-- Start ENTRIES --

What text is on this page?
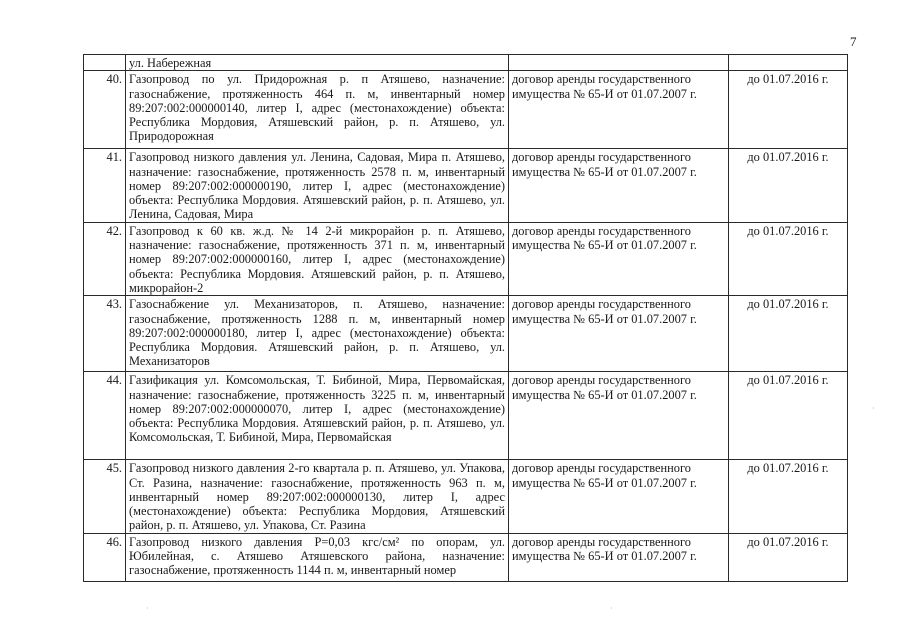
7
	ул. Набережная		
40.	Газопровод по ул. Придорожная р. п Атяшево, назначение: газоснабжение, протяженность 464 п. м, инвентарный номер 89:207:002:000000140, литер I, адрес (местонахождение) объекта: Республика Мордовия, Атяшевский район, р. п. Атяшево, ул. Природорожная	договор аренды государственного имущества № 65-И от 01.07.2007 г.	до 01.07.2016 г.
41.	Газопровод низкого давления ул. Ленина, Садовая, Мира п. Атяшево, назначение: газоснабжение, протяженность 2578 п. м, инвентарный номер 89:207:002:000000190, литер I, адрес (местонахождение) объекта: Республика Мордовия. Атяшевский район, р. п. Атяшево, ул. Ленина, Садовая, Мира	договор аренды государственного имущества № 65-И от 01.07.2007 г.	до 01.07.2016 г.
42.	Газопровод к 60 кв. ж.д. № 14 2-й микрорайон р. п. Атяшево, назначение: газоснабжение, протяженность 371 п. м, инвентарный номер 89:207:002:000000160, литер I, адрес (местонахождение) объекта: Республика Мордовия. Атяшевский район, р. п. Атяшево, микрорайон-2	договор аренды государственного имущества № 65-И от 01.07.2007 г.	до 01.07.2016 г.
43.	Газоснабжение ул. Механизаторов, п. Атяшево, назначение: газоснабжение, протяженность 1288 п. м, инвентарный номер 89:207:002:000000180, литер I, адрес (местонахождение) объекта: Республика Мордовия. Атяшевский район, р. п. Атяшево, ул. Механизаторов	договор аренды государственного имущества № 65-И от 01.07.2007 г.	до 01.07.2016 г.
44.	Газификация ул. Комсомольская, Т. Бибиной, Мира, Первомайская, назначение: газоснабжение, протяженность 3225 п. м, инвентарный номер 89:207:002:000000070, литер I, адрес (местонахождение) объекта: Республика Мордовия. Атяшевский район, р. п. Атяшево, ул. Комсомольская, Т. Бибиной, Мира, Первомайская	договор аренды государственного имущества № 65-И от 01.07.2007 г.	до 01.07.2016 г.
45.	Газопровод низкого давления 2-го квартала р. п. Атяшево, ул. Упакова, Ст. Разина, назначение: газоснабжение, протяженность 963 п. м, инвентарный номер 89:207:002:000000130, литер I, адрес (местонахождение) объекта: Республика Мордовия, Атяшевский район, р. п. Атяшево, ул. Упакова, Ст. Разина	договор аренды государственного имущества № 65-И от 01.07.2007 г.	до 01.07.2016 г.
46.	Газопровод низкого давления Р=0,03 кгс/см² по опорам, ул. Юбилейная, с. Атяшево Атяшевского района, назначение: газоснабжение, протяженность 1144 п. м, инвентарный номер	договор аренды государственного имущества № 65-И от 01.07.2007 г.	до 01.07.2016 г.
·
·	·
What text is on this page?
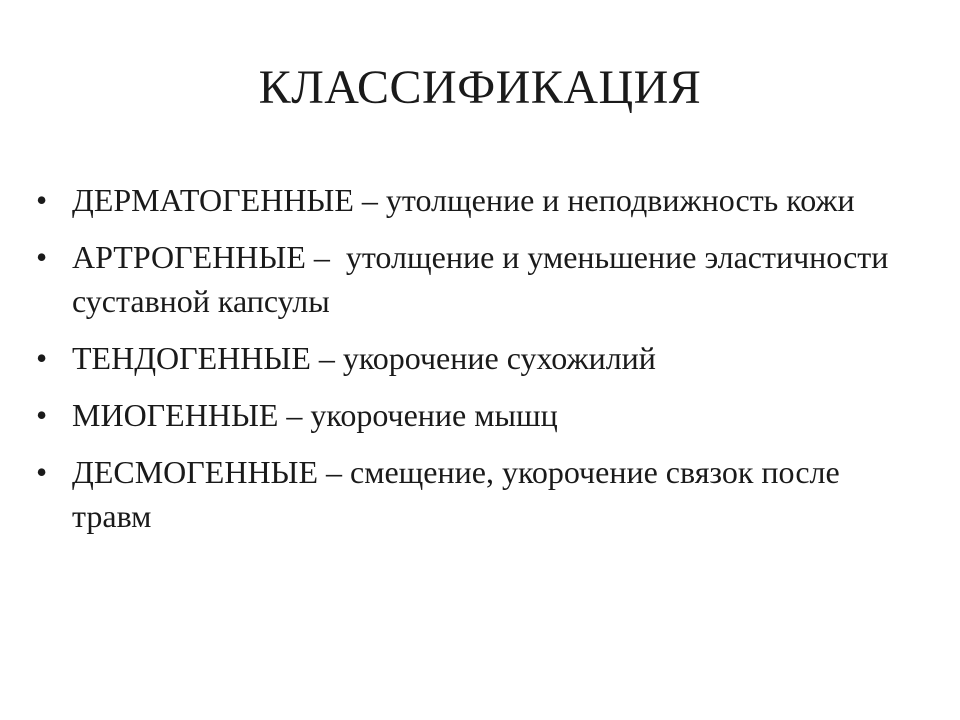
КЛАССИФИКАЦИЯ
• ДЕРМАТОГЕННЫЕ – утолщение и неподвижность кожи
• АРТРОГЕННЫЕ –  утолщение и уменьшение эластичности суставной капсулы
• ТЕНДОГЕННЫЕ – укорочение сухожилий
• МИОГЕННЫЕ – укорочение мышц
• ДЕСМОГЕННЫЕ – смещение, укорочение связок после травм
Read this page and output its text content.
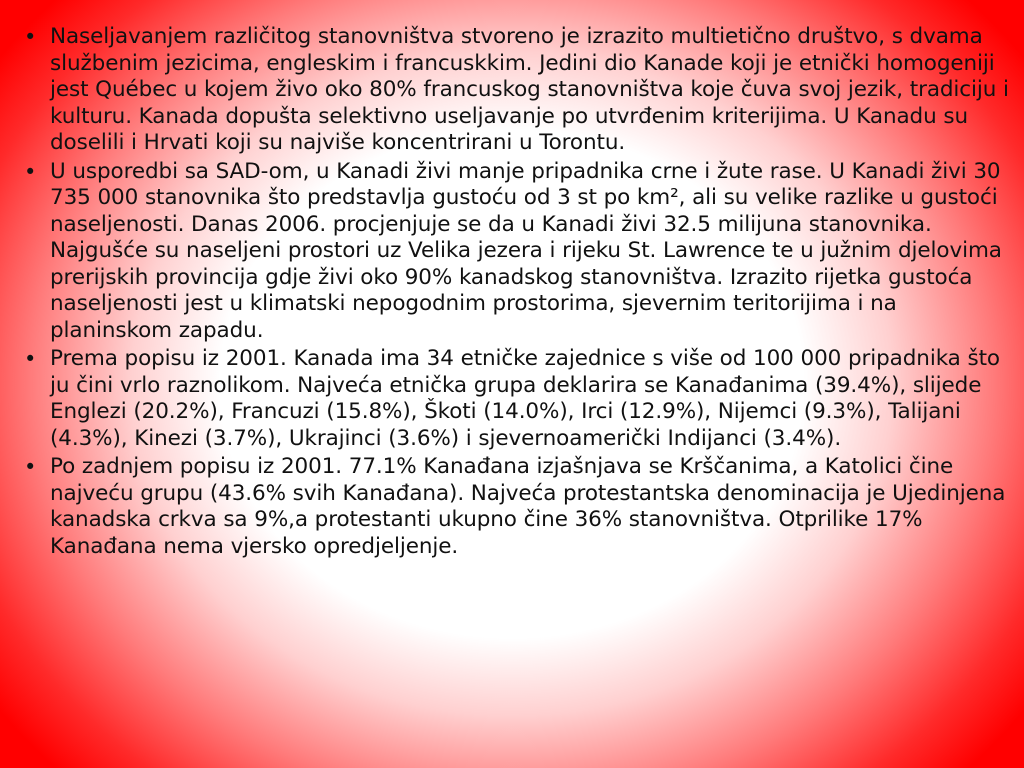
• Naseljavanjem različitog stanovništva stvoreno je izrazito multietično društvo, s dvama službenim jezicima, engleskim i francuskkim. Jedini dio Kanade koji je etnički homogeniji jest Québec u kojem živo oko 80% francuskog stanovništva koje čuva svoj jezik, tradiciju i kulturu. Kanada dopušta selektivno useljavanje po utvrđenim kriterijima. U Kanadu su doselili i Hrvati koji su najviše koncentrirani u Torontu.
• U usporedbi sa SAD-om, u Kanadi živi manje pripadnika crne i žute rase. U Kanadi živi 30 735 000 stanovnika što predstavlja gustoću od 3 st po km², ali su velike razlike u gustoći naseljenosti. Danas 2006. procjenjuje se da u Kanadi živi 32.5 milijuna stanovnika. Najgušće su naseljeni prostori uz Velika jezera i rijeku St. Lawrence te u južnim djelovima prerijskih provincija gdje živi oko 90% kanadskog stanovništva. Izrazito rijetka gustoća naseljenosti jest u klimatski nepogodnim prostorima, sjevernim teritorijima i na planinskom zapadu.
• Prema popisu iz 2001. Kanada ima 34 etničke zajednice s više od 100 000 pripadnika što ju čini vrlo raznolikom. Najveća etnička grupa deklarira se Kanađanima (39.4%), slijede Englezi (20.2%), Francuzi (15.8%), Škoti (14.0%), Irci (12.9%), Nijemci (9.3%), Talijani (4.3%), Kinezi (3.7%), Ukrajinci (3.6%) i sjevernoamerički Indijanci (3.4%).
• Po zadnjem popisu iz 2001. 77.1% Kanađana izjašnjava se Krščanima, a Katolici čine najveću grupu (43.6% svih Kanađana). Najveća protestantska denominacija je Ujedinjena kanadska crkva sa 9%,a protestanti ukupno čine 36% stanovništva. Otprilike 17% Kanađana nema vjersko opredjeljenje.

-- End ENTRIES --

**EXERCISE PROMPT:** Quote the preceding listing precisely and completely, omitting its images.

**RESULT BELOW:**
What text is on this page?
7
	ул. Набережная		
40.	Газопровод по ул. Придорожная р. п Атяшево, назначение: газоснабжение, протяженность 464 п. м, инвентарный номер 89:207:002:000000140, литер I, адрес (местонахождение) объекта: Республика Мордовия, Атяшевский район, р. п. Атяшево, ул. Природорожная	договор аренды государственного имущества № 65-И от 01.07.2007 г.	до 01.07.2016 г.
41.	Газопровод низкого давления ул. Ленина, Садовая, Мира п. Атяшево, назначение: газоснабжение, протяженность 2578 п. м, инвентарный номер 89:207:002:000000190, литер I, адрес (местонахождение) объекта: Республика Мордовия. Атяшевский район, р. п. Атяшево, ул. Ленина, Садовая, Мира	договор аренды государственного имущества № 65-И от 01.07.2007 г.	до 01.07.2016 г.
42.	Газопровод к 60 кв. ж.д. № 14 2-й микрорайон р. п. Атяшево, назначение: газоснабжение, протяженность 371 п. м, инвентарный номер 89:207:002:000000160, литер I, адрес (местонахождение) объекта: Республика Мордовия. Атяшевский район, р. п. Атяшево, микрорайон-2	договор аренды государственного имущества № 65-И от 01.07.2007 г.	до 01.07.2016 г.
43.	Газоснабжение ул. Механизаторов, п. Атяшево, назначение: газоснабжение, протяженность 1288 п. м, инвентарный номер 89:207:002:000000180, литер I, адрес (местонахождение) объекта: Республика Мордовия. Атяшевский район, р. п. Атяшево, ул. Механизаторов	договор аренды государственного имущества № 65-И от 01.07.2007 г.	до 01.07.2016 г.
44.	Газификация ул. Комсомольская, Т. Бибиной, Мира, Первомайская, назначение: газоснабжение, протяженность 3225 п. м, инвентарный номер 89:207:002:000000070, литер I, адрес (местонахождение) объекта: Республика Мордовия. Атяшевский район, р. п. Атяшево, ул. Комсомольская, Т. Бибиной, Мира, Первомайская	договор аренды государственного имущества № 65-И от 01.07.2007 г.	до 01.07.2016 г.
45.	Газопровод низкого давления 2-го квартала р. п. Атяшево, ул. Упакова, Ст. Разина, назначение: газоснабжение, протяженность 963 п. м, инвентарный номер 89:207:002:000000130, литер I, адрес (местонахождение) объекта: Республика Мордовия, Атяшевский район, р. п. Атяшево, ул. Упакова, Ст. Разина	договор аренды государственного имущества № 65-И от 01.07.2007 г.	до 01.07.2016 г.
46.	Газопровод низкого давления Р=0,03 кгс/см² по опорам, ул. Юбилейная, с. Атяшево Атяшевского района, назначение: газоснабжение, протяженность 1144 п. м, инвентарный номер	договор аренды государственного имущества № 65-И от 01.07.2007 г.	до 01.07.2016 г.
·
·	·
What text is on this page?
КЛАССИФИКАЦИЯ
• ДЕРМАТОГЕННЫЕ – утолщение и неподвижность кожи
• АРТРОГЕННЫЕ –  утолщение и уменьшение эластичности суставной капсулы
• ТЕНДОГЕННЫЕ – укорочение сухожилий
• МИОГЕННЫЕ – укорочение мышц
• ДЕСМОГЕННЫЕ – смещение, укорочение связок после травм
Read this page and output its text content.
• Naseljavanjem različitog stanovništva stvoreno je izrazito multietično društvo, s dvama službenim jezicima, engleskim i francuskkim. Jedini dio Kanade koji je etnički homogeniji jest Québec u kojem živo oko 80% francuskog stanovništva koje čuva svoj jezik, tradiciju i kulturu. Kanada dopušta selektivno useljavanje po utvrđenim kriterijima. U Kanadu su doselili i Hrvati koji su najviše koncentrirani u Torontu.
• U usporedbi sa SAD-om, u Kanadi živi manje pripadnika crne i žute rase. U Kanadi živi 30 735 000 stanovnika što predstavlja gustoću od 3 st po km², ali su velike razlike u gustoći naseljenosti. Danas 2006. procjenjuje se da u Kanadi živi 32.5 milijuna stanovnika. Najgušće su naseljeni prostori uz Velika jezera i rijeku St. Lawrence te u južnim djelovima prerijskih provincija gdje živi oko 90% kanadskog stanovništva. Izrazito rijetka gustoća naseljenosti jest u klimatski nepogodnim prostorima, sjevernim teritorijima i na planinskom zapadu.
• Prema popisu iz 2001. Kanada ima 34 etničke zajednice s više od 100 000 pripadnika što ju čini vrlo raznolikom. Najveća etnička grupa deklarira se Kanađanima (39.4%), slijede Englezi (20.2%), Francuzi (15.8%), Škoti (14.0%), Irci (12.9%), Nijemci (9.3%), Talijani (4.3%), Kinezi (3.7%), Ukrajinci (3.6%) i sjevernoamerički Indijanci (3.4%).
• Po zadnjem popisu iz 2001. 77.1% Kanađana izjašnjava se Krščanima, a Katolici čine najveću grupu (43.6% svih Kanađana). Najveća protestantska denominacija je Ujedinjena kanadska crkva sa 9%,a protestanti ukupno čine 36% stanovništva. Otprilike 17% Kanađana nema vjersko opredjeljenje.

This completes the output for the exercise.